- What the task requires: Images do not belong in the copy. Retype all the entries below exactly.

>> start Information given

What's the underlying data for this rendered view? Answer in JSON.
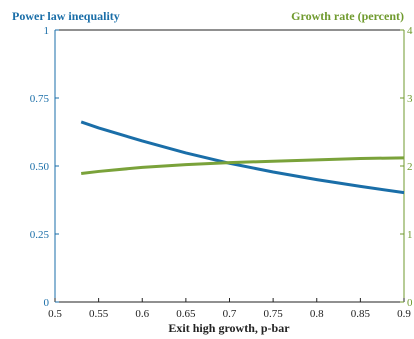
{
  "chart_data": {
    "type": "line",
    "xlabel": "Exit high growth, p-bar",
    "xlim": [
      0.5,
      0.9
    ],
    "x_ticks": [
      "0.5",
      "0.55",
      "0.6",
      "0.65",
      "0.7",
      "0.75",
      "0.8",
      "0.85",
      "0.9"
    ],
    "left_axis": {
      "title": "Power law inequality",
      "ylim": [
        0,
        1
      ],
      "ticks": [
        "0",
        "0.25",
        "0.50",
        "0.75",
        "1"
      ],
      "color": "#1a6ea8"
    },
    "right_axis": {
      "title": "Growth rate (percent)",
      "ylim": [
        0,
        4
      ],
      "ticks": [
        "0",
        "1",
        "2",
        "3",
        "4"
      ],
      "color": "#6f9a2e"
    },
    "series": [
      {
        "axis": "left",
        "color": "#1a6ea8",
        "x": [
          0.53,
          0.55,
          0.6,
          0.65,
          0.7,
          0.75,
          0.8,
          0.85,
          0.9
        ],
        "y": [
          0.662,
          0.64,
          0.592,
          0.548,
          0.51,
          0.478,
          0.45,
          0.425,
          0.402
        ]
      },
      {
        "axis": "right",
        "color": "#7aa23a",
        "x": [
          0.53,
          0.55,
          0.6,
          0.65,
          0.7,
          0.75,
          0.8,
          0.85,
          0.9
        ],
        "y": [
          1.89,
          1.92,
          1.98,
          2.02,
          2.05,
          2.07,
          2.09,
          2.11,
          2.12
        ]
      }
    ],
    "grid": false
  }
}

>> end Information given

- Solved problem:
What's the underlying data for this rendered view? Answer in JSON.
{
  "chart_data": {
    "type": "line",
    "xlabel": "Exit high growth, p-bar",
    "xlim": [
      0.5,
      0.9
    ],
    "x_ticks": [
      "0.5",
      "0.55",
      "0.6",
      "0.65",
      "0.7",
      "0.75",
      "0.8",
      "0.85",
      "0.9"
    ],
    "left_axis": {
      "title": "Power law inequality",
      "ylim": [
        0,
        1
      ],
      "ticks": [
        "0",
        "0.25",
        "0.50",
        "0.75",
        "1"
      ],
      "color": "#1a6ea8"
    },
    "right_axis": {
      "title": "Growth rate (percent)",
      "ylim": [
        0,
        4
      ],
      "ticks": [
        "0",
        "1",
        "2",
        "3",
        "4"
      ],
      "color": "#6f9a2e"
    },
    "series": [
      {
        "axis": "left",
        "color": "#1a6ea8",
        "x": [
          0.53,
          0.55,
          0.6,
          0.65,
          0.7,
          0.75,
          0.8,
          0.85,
          0.9
        ],
        "y": [
          0.662,
          0.64,
          0.592,
          0.548,
          0.51,
          0.478,
          0.45,
          0.425,
          0.402
        ]
      },
      {
        "axis": "right",
        "color": "#7aa23a",
        "x": [
          0.53,
          0.55,
          0.6,
          0.65,
          0.7,
          0.75,
          0.8,
          0.85,
          0.9
        ],
        "y": [
          1.89,
          1.92,
          1.98,
          2.02,
          2.05,
          2.07,
          2.09,
          2.11,
          2.12
        ]
      }
    ],
    "grid": false
  }
}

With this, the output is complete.